## Given instruction
Check each line of the records below and collect those that include the word "score".

## Recorded data
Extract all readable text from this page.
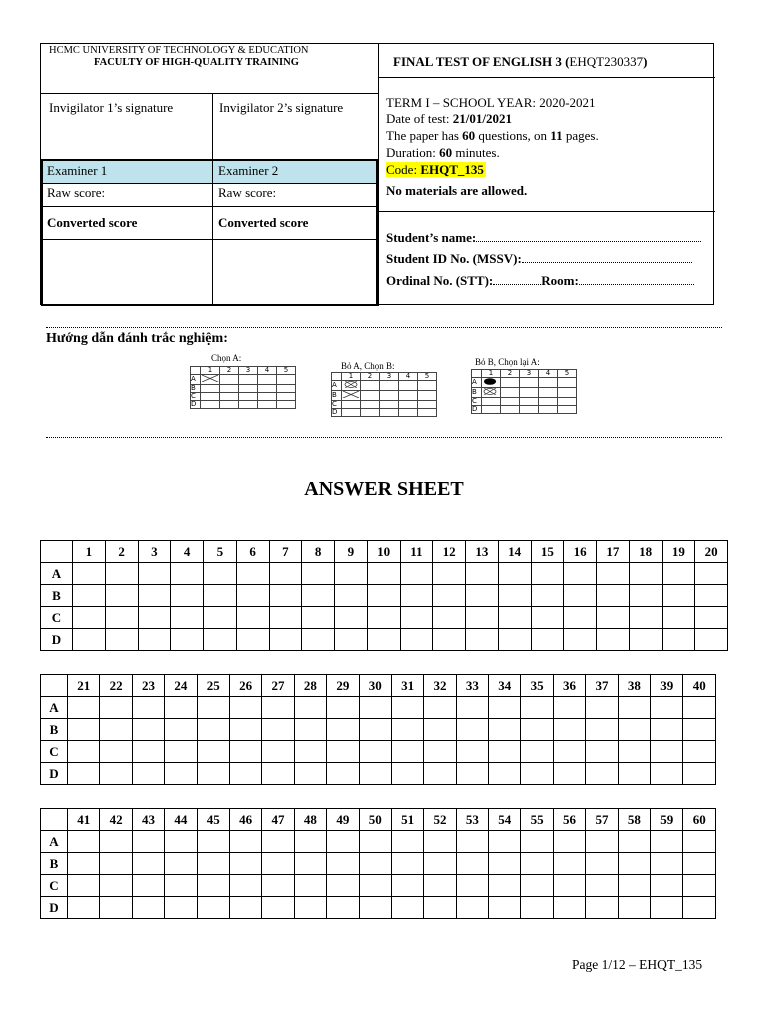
HCMC UNIVERSITY OF TECHNOLOGY & EDUCATION
FACULTY OF HIGH-QUALITY TRAINING
Invigilator 1’s signature	Invigilator 2’s signature
Examiner 1	Examiner 2
Raw score:	Raw score:
Converted score	Converted score
FINAL TEST OF ENGLISH 3 (EHQT230337)
TERM I – SCHOOL YEAR: 2020-2021
Date of test: 21/01/2021
The paper has 60 questions, on 11 pages.
Duration: 60 minutes.
Code: EHQT_135
No materials are allowed.
Student’s name:
Student ID No. (MSSV):
Ordinal No. (STT):	Room:
Hướng dẫn đánh trắc nghiệm:
Chọn A:
	1	2	3	4	5
A					
B					
C					
D					
Bỏ A, Chọn B:
	1	2	3	4	5
A					
B					
C					
D					
Bỏ B, Chọn lại A:
	1	2	3	4	5
A					
B					
C					
D					
ANSWER SHEET
	1	2	3	4	5	6	7	8	9	10	11	12	13	14	15	16	17	18	19	20
A																				
B																				
C																				
D																				
	21	22	23	24	25	26	27	28	29	30	31	32	33	34	35	36	37	38	39	40
A																				
B																				
C																				
D																				
	41	42	43	44	45	46	47	48	49	50	51	52	53	54	55	56	57	58	59	60
A																				
B																				
C																				
D																				
Page 1/12 – EHQT_135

## Complete answer
Raw score:	Raw score:
Converted score	Converted score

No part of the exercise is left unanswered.